─── MATERIAL SHOWN

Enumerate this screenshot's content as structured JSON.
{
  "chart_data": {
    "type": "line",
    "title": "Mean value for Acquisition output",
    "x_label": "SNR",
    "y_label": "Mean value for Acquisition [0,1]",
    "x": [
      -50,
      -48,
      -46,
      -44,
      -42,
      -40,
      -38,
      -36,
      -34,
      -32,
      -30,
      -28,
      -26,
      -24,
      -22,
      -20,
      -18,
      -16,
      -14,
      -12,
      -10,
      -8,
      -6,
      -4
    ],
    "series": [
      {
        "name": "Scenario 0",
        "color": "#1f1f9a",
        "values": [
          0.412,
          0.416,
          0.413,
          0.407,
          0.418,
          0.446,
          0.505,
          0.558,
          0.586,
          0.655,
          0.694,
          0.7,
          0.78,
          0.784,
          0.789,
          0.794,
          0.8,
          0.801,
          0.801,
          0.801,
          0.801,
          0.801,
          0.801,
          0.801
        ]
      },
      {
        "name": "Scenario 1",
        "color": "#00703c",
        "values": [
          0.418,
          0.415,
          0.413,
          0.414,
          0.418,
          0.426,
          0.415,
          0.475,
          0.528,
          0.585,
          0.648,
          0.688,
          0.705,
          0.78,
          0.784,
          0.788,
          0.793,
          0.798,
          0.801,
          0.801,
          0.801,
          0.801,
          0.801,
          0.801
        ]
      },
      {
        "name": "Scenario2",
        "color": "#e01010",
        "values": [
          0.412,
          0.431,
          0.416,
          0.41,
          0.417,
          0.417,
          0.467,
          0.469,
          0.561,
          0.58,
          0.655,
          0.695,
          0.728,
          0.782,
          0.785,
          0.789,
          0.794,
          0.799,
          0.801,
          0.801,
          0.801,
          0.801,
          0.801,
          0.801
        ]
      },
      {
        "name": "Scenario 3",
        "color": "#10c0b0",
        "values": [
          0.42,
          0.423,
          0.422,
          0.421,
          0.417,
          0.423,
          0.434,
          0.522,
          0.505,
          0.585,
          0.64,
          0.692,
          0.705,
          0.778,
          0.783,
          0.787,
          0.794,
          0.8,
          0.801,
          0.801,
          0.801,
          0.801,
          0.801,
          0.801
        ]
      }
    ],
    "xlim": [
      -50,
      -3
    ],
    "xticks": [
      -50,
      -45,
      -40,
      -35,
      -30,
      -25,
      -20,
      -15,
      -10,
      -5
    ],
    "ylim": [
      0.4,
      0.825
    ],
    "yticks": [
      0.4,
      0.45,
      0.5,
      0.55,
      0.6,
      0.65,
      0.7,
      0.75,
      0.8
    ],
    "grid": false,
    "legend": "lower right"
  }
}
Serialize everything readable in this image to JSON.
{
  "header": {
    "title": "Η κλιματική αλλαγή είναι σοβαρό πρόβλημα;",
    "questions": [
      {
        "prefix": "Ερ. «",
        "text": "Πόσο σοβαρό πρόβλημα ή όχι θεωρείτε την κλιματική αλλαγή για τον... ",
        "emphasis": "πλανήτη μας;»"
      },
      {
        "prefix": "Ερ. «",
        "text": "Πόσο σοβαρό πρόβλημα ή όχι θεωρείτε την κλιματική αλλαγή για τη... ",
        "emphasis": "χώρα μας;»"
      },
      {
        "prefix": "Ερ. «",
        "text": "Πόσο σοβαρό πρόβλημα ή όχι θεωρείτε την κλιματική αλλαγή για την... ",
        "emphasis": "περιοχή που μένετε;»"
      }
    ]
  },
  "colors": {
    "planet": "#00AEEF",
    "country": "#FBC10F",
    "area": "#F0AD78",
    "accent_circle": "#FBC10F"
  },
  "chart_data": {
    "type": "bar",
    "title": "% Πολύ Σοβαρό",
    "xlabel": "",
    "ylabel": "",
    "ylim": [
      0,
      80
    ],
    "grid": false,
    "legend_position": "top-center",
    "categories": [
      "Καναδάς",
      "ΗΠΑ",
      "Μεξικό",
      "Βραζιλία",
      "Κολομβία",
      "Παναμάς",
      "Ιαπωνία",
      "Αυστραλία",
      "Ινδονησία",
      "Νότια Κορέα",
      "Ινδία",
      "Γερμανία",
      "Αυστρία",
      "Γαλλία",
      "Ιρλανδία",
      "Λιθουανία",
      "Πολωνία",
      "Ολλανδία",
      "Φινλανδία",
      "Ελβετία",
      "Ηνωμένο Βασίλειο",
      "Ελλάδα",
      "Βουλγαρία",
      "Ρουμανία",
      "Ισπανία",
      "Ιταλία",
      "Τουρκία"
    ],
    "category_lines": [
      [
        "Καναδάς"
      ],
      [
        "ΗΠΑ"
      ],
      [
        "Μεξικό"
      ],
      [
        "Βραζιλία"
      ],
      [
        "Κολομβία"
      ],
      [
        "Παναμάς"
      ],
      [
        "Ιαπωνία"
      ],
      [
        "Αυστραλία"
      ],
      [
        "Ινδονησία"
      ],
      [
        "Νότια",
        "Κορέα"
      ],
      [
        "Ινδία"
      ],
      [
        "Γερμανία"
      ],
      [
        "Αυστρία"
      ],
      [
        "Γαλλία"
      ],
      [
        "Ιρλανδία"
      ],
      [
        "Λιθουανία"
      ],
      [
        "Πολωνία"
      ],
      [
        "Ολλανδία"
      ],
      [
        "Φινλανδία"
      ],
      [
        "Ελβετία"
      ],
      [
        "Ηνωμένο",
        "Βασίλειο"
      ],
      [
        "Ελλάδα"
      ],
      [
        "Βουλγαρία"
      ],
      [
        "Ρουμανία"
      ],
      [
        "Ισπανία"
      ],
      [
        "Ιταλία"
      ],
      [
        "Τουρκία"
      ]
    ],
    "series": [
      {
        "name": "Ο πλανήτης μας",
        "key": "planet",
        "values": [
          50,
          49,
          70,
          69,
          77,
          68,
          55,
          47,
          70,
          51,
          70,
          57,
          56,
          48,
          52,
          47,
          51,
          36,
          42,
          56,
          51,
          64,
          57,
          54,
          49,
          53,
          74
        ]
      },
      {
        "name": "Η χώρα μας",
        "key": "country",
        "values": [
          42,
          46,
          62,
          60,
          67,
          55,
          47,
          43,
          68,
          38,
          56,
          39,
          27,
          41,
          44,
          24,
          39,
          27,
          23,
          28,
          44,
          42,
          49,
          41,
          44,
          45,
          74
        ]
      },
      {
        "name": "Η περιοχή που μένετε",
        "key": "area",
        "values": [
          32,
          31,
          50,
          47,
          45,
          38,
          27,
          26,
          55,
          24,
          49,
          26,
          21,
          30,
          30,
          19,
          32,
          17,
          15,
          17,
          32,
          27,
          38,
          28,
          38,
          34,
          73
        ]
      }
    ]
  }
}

──────

**WHAT YOU SHOULD DO**
Search the entries for the string "text" and collect each line that has it.

**SOLUTION BELOW**
        "text": "Πόσο σοβαρό πρόβλημα ή όχι θεωρείτε την κλιματική αλλαγή για τον... ",
        "text": "Πόσο σοβαρό πρόβλημα ή όχι θεωρείτε την κλιματική αλλαγή για τη... ",
        "text": "Πόσο σοβαρό πρόβλημα ή όχι θεωρείτε την κλιματική αλλαγή για την... ",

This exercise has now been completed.